## WRITTEN PROBLEM
In the copy, include every entry exactly but none of the images.
--- start ---
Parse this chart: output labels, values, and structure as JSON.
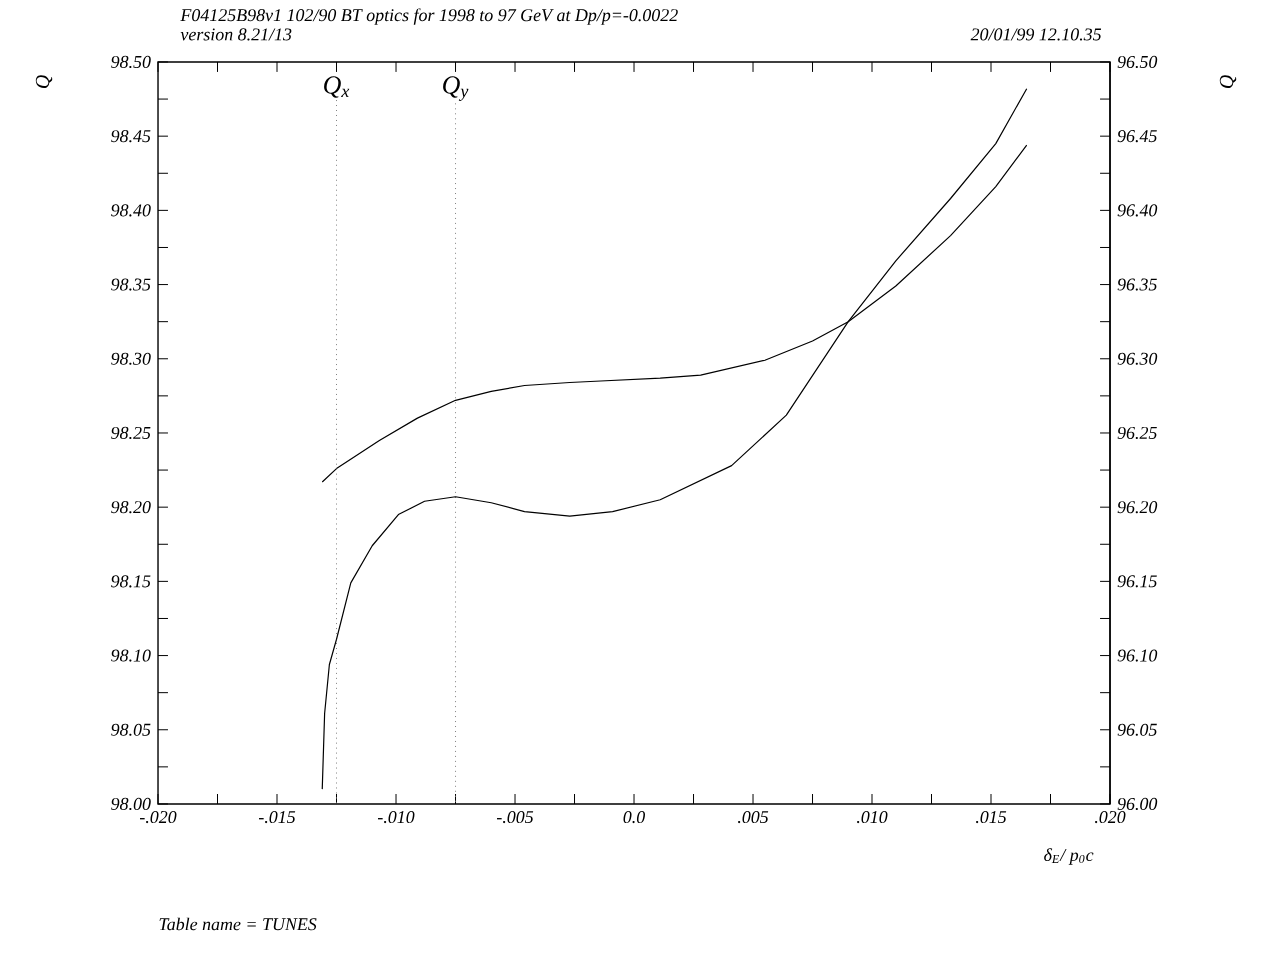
{
  "chart_data": {
    "type": "line",
    "title": "F04125B98v1 102/90 BT optics for 1998 to 97 GeV at Dp/p=-0.0022",
    "subtitle": "version 8.21/13",
    "annotations": [
      "20/01/99  12.10.35",
      "Table name = TUNES"
    ],
    "xlabel": "δ$_{E}$/ p$_{0}$c",
    "ylabel": "Q",
    "y2label": "Q",
    "series": [
      {
        "color": "#000000",
        "x": [
          -0.0131,
          -0.0125,
          -0.0107,
          -0.0091,
          -0.0075,
          -0.006,
          -0.0046,
          -0.0027,
          -0.0014,
          0.0011,
          0.0028,
          0.0055,
          0.0075,
          0.009,
          0.011,
          0.0133,
          0.0152,
          0.0165
        ],
        "values": [
          98.217,
          98.226,
          98.245,
          98.26,
          98.272,
          98.278,
          98.282,
          98.284,
          98.285,
          98.287,
          98.289,
          98.299,
          98.312,
          98.325,
          98.349,
          98.383,
          98.416,
          98.444
        ]
      },
      {
        "color": "#000000",
        "axis": "y2",
        "x": [
          -0.0131,
          -0.013,
          -0.0128,
          -0.0125,
          -0.0119,
          -0.011,
          -0.0099,
          -0.0088,
          -0.0075,
          -0.006,
          -0.0046,
          -0.0027,
          -0.0009,
          0.0011,
          0.0041,
          0.0064,
          0.009,
          0.011,
          0.0133,
          0.0152,
          0.0165
        ],
        "values": [
          96.01,
          96.061,
          96.094,
          96.111,
          96.149,
          96.174,
          96.195,
          96.204,
          96.207,
          96.203,
          96.197,
          96.194,
          96.197,
          96.205,
          96.228,
          96.262,
          96.325,
          96.366,
          96.408,
          96.445,
          96.482
        ]
      }
    ],
    "ref_lines": [
      {
        "axis": "x",
        "value": -0.0125,
        "label": "Q$_{x}$",
        "color": "#808080",
        "line_style": "dotted"
      },
      {
        "axis": "x",
        "value": -0.0075,
        "label": "Q$_{y}$",
        "color": "#808080",
        "line_style": "dotted"
      }
    ],
    "marker": "none",
    "line_style": "solid",
    "xlim": [
      -0.02,
      0.02
    ],
    "xticks": [
      {
        "value": -0.02,
        "label": "-.020"
      },
      {
        "value": -0.0175,
        "label": null
      },
      {
        "value": -0.015,
        "label": "-.015"
      },
      {
        "value": -0.0125,
        "label": null
      },
      {
        "value": -0.01,
        "label": "-.010"
      },
      {
        "value": -0.0075,
        "label": null
      },
      {
        "value": -0.005,
        "label": "-.005"
      },
      {
        "value": -0.0025,
        "label": null
      },
      {
        "value": 0,
        "label": "0.0"
      },
      {
        "value": 0.0025,
        "label": null
      },
      {
        "value": 0.005,
        "label": ".005"
      },
      {
        "value": 0.0075,
        "label": null
      },
      {
        "value": 0.01,
        "label": ".010"
      },
      {
        "value": 0.0125,
        "label": null
      },
      {
        "value": 0.015,
        "label": ".015"
      },
      {
        "value": 0.0175,
        "label": null
      },
      {
        "value": 0.02,
        "label": ".020"
      }
    ],
    "ylim": [
      98.0,
      98.5
    ],
    "yticks": [
      {
        "value": 98.0,
        "label": "98.00"
      },
      {
        "value": 98.025,
        "label": null
      },
      {
        "value": 98.05,
        "label": "98.05"
      },
      {
        "value": 98.075,
        "label": null
      },
      {
        "value": 98.1,
        "label": "98.10"
      },
      {
        "value": 98.125,
        "label": null
      },
      {
        "value": 98.15,
        "label": "98.15"
      },
      {
        "value": 98.175,
        "label": null
      },
      {
        "value": 98.2,
        "label": "98.20"
      },
      {
        "value": 98.225,
        "label": null
      },
      {
        "value": 98.25,
        "label": "98.25"
      },
      {
        "value": 98.275,
        "label": null
      },
      {
        "value": 98.3,
        "label": "98.30"
      },
      {
        "value": 98.325,
        "label": null
      },
      {
        "value": 98.35,
        "label": "98.35"
      },
      {
        "value": 98.375,
        "label": null
      },
      {
        "value": 98.4,
        "label": "98.40"
      },
      {
        "value": 98.425,
        "label": null
      },
      {
        "value": 98.45,
        "label": "98.45"
      },
      {
        "value": 98.475,
        "label": null
      },
      {
        "value": 98.5,
        "label": "98.50"
      }
    ],
    "y2lim": [
      96.0,
      96.5
    ],
    "y2ticks": [
      {
        "value": 96.0,
        "label": "96.00"
      },
      {
        "value": 96.025,
        "label": null
      },
      {
        "value": 96.05,
        "label": "96.05"
      },
      {
        "value": 96.075,
        "label": null
      },
      {
        "value": 96.1,
        "label": "96.10"
      },
      {
        "value": 96.125,
        "label": null
      },
      {
        "value": 96.15,
        "label": "96.15"
      },
      {
        "value": 96.175,
        "label": null
      },
      {
        "value": 96.2,
        "label": "96.20"
      },
      {
        "value": 96.225,
        "label": null
      },
      {
        "value": 96.25,
        "label": "96.25"
      },
      {
        "value": 96.275,
        "label": null
      },
      {
        "value": 96.3,
        "label": "96.30"
      },
      {
        "value": 96.325,
        "label": null
      },
      {
        "value": 96.35,
        "label": "96.35"
      },
      {
        "value": 96.375,
        "label": null
      },
      {
        "value": 96.4,
        "label": "96.40"
      },
      {
        "value": 96.425,
        "label": null
      },
      {
        "value": 96.45,
        "label": "96.45"
      },
      {
        "value": 96.475,
        "label": null
      },
      {
        "value": 96.5,
        "label": "96.50"
      }
    ]
  }
}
--- end ---
## REPLY
Parse this chart: output labels, values, and structure as JSON.
{
  "chart_data": {
    "type": "line",
    "title": "F04125B98v1 102/90 BT optics for 1998 to 97 GeV at Dp/p=-0.0022",
    "subtitle": "version 8.21/13",
    "annotations": [
      "20/01/99  12.10.35",
      "Table name = TUNES"
    ],
    "xlabel": "δ$_{E}$/ p$_{0}$c",
    "ylabel": "Q",
    "y2label": "Q",
    "series": [
      {
        "color": "#000000",
        "x": [
          -0.0131,
          -0.0125,
          -0.0107,
          -0.0091,
          -0.0075,
          -0.006,
          -0.0046,
          -0.0027,
          -0.0014,
          0.0011,
          0.0028,
          0.0055,
          0.0075,
          0.009,
          0.011,
          0.0133,
          0.0152,
          0.0165
        ],
        "values": [
          98.217,
          98.226,
          98.245,
          98.26,
          98.272,
          98.278,
          98.282,
          98.284,
          98.285,
          98.287,
          98.289,
          98.299,
          98.312,
          98.325,
          98.349,
          98.383,
          98.416,
          98.444
        ]
      },
      {
        "color": "#000000",
        "axis": "y2",
        "x": [
          -0.0131,
          -0.013,
          -0.0128,
          -0.0125,
          -0.0119,
          -0.011,
          -0.0099,
          -0.0088,
          -0.0075,
          -0.006,
          -0.0046,
          -0.0027,
          -0.0009,
          0.0011,
          0.0041,
          0.0064,
          0.009,
          0.011,
          0.0133,
          0.0152,
          0.0165
        ],
        "values": [
          96.01,
          96.061,
          96.094,
          96.111,
          96.149,
          96.174,
          96.195,
          96.204,
          96.207,
          96.203,
          96.197,
          96.194,
          96.197,
          96.205,
          96.228,
          96.262,
          96.325,
          96.366,
          96.408,
          96.445,
          96.482
        ]
      }
    ],
    "ref_lines": [
      {
        "axis": "x",
        "value": -0.0125,
        "label": "Q$_{x}$",
        "color": "#808080",
        "line_style": "dotted"
      },
      {
        "axis": "x",
        "value": -0.0075,
        "label": "Q$_{y}$",
        "color": "#808080",
        "line_style": "dotted"
      }
    ],
    "marker": "none",
    "line_style": "solid",
    "xlim": [
      -0.02,
      0.02
    ],
    "xticks": [
      {
        "value": -0.02,
        "label": "-.020"
      },
      {
        "value": -0.0175,
        "label": null
      },
      {
        "value": -0.015,
        "label": "-.015"
      },
      {
        "value": -0.0125,
        "label": null
      },
      {
        "value": -0.01,
        "label": "-.010"
      },
      {
        "value": -0.0075,
        "label": null
      },
      {
        "value": -0.005,
        "label": "-.005"
      },
      {
        "value": -0.0025,
        "label": null
      },
      {
        "value": 0,
        "label": "0.0"
      },
      {
        "value": 0.0025,
        "label": null
      },
      {
        "value": 0.005,
        "label": ".005"
      },
      {
        "value": 0.0075,
        "label": null
      },
      {
        "value": 0.01,
        "label": ".010"
      },
      {
        "value": 0.0125,
        "label": null
      },
      {
        "value": 0.015,
        "label": ".015"
      },
      {
        "value": 0.0175,
        "label": null
      },
      {
        "value": 0.02,
        "label": ".020"
      }
    ],
    "ylim": [
      98.0,
      98.5
    ],
    "yticks": [
      {
        "value": 98.0,
        "label": "98.00"
      },
      {
        "value": 98.025,
        "label": null
      },
      {
        "value": 98.05,
        "label": "98.05"
      },
      {
        "value": 98.075,
        "label": null
      },
      {
        "value": 98.1,
        "label": "98.10"
      },
      {
        "value": 98.125,
        "label": null
      },
      {
        "value": 98.15,
        "label": "98.15"
      },
      {
        "value": 98.175,
        "label": null
      },
      {
        "value": 98.2,
        "label": "98.20"
      },
      {
        "value": 98.225,
        "label": null
      },
      {
        "value": 98.25,
        "label": "98.25"
      },
      {
        "value": 98.275,
        "label": null
      },
      {
        "value": 98.3,
        "label": "98.30"
      },
      {
        "value": 98.325,
        "label": null
      },
      {
        "value": 98.35,
        "label": "98.35"
      },
      {
        "value": 98.375,
        "label": null
      },
      {
        "value": 98.4,
        "label": "98.40"
      },
      {
        "value": 98.425,
        "label": null
      },
      {
        "value": 98.45,
        "label": "98.45"
      },
      {
        "value": 98.475,
        "label": null
      },
      {
        "value": 98.5,
        "label": "98.50"
      }
    ],
    "y2lim": [
      96.0,
      96.5
    ],
    "y2ticks": [
      {
        "value": 96.0,
        "label": "96.00"
      },
      {
        "value": 96.025,
        "label": null
      },
      {
        "value": 96.05,
        "label": "96.05"
      },
      {
        "value": 96.075,
        "label": null
      },
      {
        "value": 96.1,
        "label": "96.10"
      },
      {
        "value": 96.125,
        "label": null
      },
      {
        "value": 96.15,
        "label": "96.15"
      },
      {
        "value": 96.175,
        "label": null
      },
      {
        "value": 96.2,
        "label": "96.20"
      },
      {
        "value": 96.225,
        "label": null
      },
      {
        "value": 96.25,
        "label": "96.25"
      },
      {
        "value": 96.275,
        "label": null
      },
      {
        "value": 96.3,
        "label": "96.30"
      },
      {
        "value": 96.325,
        "label": null
      },
      {
        "value": 96.35,
        "label": "96.35"
      },
      {
        "value": 96.375,
        "label": null
      },
      {
        "value": 96.4,
        "label": "96.40"
      },
      {
        "value": 96.425,
        "label": null
      },
      {
        "value": 96.45,
        "label": "96.45"
      },
      {
        "value": 96.475,
        "label": null
      },
      {
        "value": 96.5,
        "label": "96.50"
      }
    ]
  }
}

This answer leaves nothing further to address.